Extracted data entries
begin

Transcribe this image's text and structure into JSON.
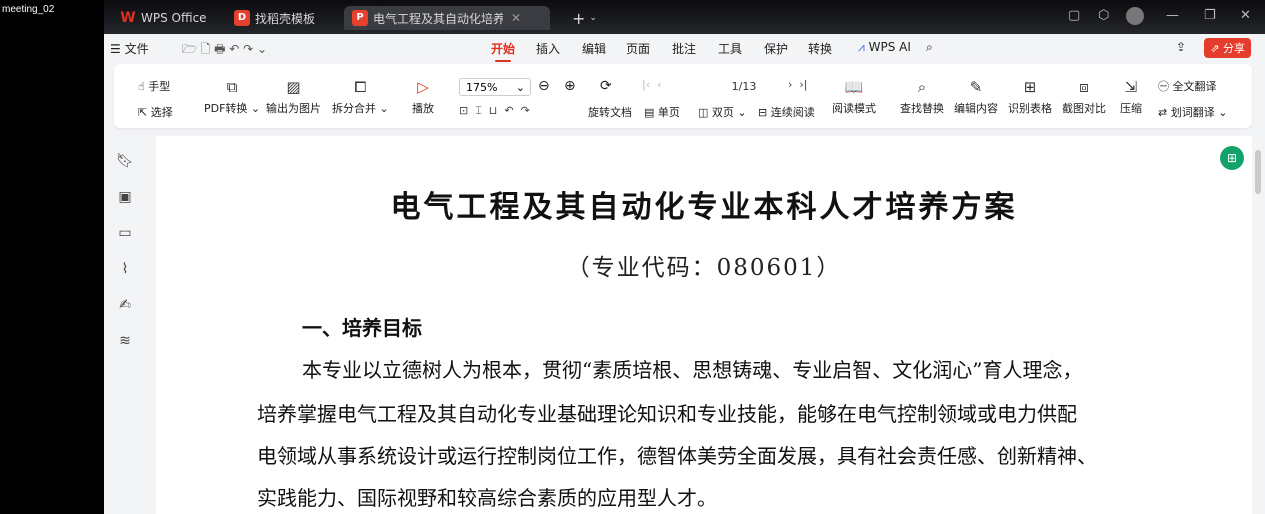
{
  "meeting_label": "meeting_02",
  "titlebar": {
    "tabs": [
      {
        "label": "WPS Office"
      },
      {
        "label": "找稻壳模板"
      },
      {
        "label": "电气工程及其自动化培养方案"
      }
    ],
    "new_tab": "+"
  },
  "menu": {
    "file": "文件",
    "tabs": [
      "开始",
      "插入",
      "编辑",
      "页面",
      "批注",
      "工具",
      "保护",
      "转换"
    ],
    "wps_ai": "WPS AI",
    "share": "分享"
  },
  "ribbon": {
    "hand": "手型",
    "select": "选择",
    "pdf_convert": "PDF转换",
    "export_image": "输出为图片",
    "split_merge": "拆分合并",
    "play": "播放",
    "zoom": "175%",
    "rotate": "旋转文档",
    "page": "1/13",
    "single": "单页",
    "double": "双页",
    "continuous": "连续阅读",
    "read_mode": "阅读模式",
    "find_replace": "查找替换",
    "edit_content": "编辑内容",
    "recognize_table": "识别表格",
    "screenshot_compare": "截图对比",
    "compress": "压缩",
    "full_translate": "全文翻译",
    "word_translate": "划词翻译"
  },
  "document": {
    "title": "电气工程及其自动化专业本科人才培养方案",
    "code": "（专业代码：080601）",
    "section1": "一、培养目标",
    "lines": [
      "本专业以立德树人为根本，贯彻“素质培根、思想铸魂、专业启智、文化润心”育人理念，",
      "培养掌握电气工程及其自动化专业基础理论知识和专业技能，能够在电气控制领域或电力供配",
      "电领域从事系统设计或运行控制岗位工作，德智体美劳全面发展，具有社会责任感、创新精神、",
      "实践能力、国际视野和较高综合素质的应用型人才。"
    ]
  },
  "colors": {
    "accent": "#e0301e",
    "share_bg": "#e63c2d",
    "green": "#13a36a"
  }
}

end

• [Given request]: Quote the listing above in full, except for the pictures.

• [Solution for this exercise]:
Transcribe this image's text and structure into JSON.
{
  "meeting_label": "meeting_02",
  "titlebar": {
    "tabs": [
      {
        "label": "WPS Office"
      },
      {
        "label": "找稻壳模板"
      },
      {
        "label": "电气工程及其自动化培养方案"
      }
    ],
    "new_tab": "+"
  },
  "menu": {
    "file": "文件",
    "tabs": [
      "开始",
      "插入",
      "编辑",
      "页面",
      "批注",
      "工具",
      "保护",
      "转换"
    ],
    "wps_ai": "WPS AI",
    "share": "分享"
  },
  "ribbon": {
    "hand": "手型",
    "select": "选择",
    "pdf_convert": "PDF转换",
    "export_image": "输出为图片",
    "split_merge": "拆分合并",
    "play": "播放",
    "zoom": "175%",
    "rotate": "旋转文档",
    "page": "1/13",
    "single": "单页",
    "double": "双页",
    "continuous": "连续阅读",
    "read_mode": "阅读模式",
    "find_replace": "查找替换",
    "edit_content": "编辑内容",
    "recognize_table": "识别表格",
    "screenshot_compare": "截图对比",
    "compress": "压缩",
    "full_translate": "全文翻译",
    "word_translate": "划词翻译"
  },
  "document": {
    "title": "电气工程及其自动化专业本科人才培养方案",
    "code": "（专业代码：080601）",
    "section1": "一、培养目标",
    "lines": [
      "本专业以立德树人为根本，贯彻“素质培根、思想铸魂、专业启智、文化润心”育人理念，",
      "培养掌握电气工程及其自动化专业基础理论知识和专业技能，能够在电气控制领域或电力供配",
      "电领域从事系统设计或运行控制岗位工作，德智体美劳全面发展，具有社会责任感、创新精神、",
      "实践能力、国际视野和较高综合素质的应用型人才。"
    ]
  },
  "colors": {
    "accent": "#e0301e",
    "share_bg": "#e63c2d",
    "green": "#13a36a"
  }
}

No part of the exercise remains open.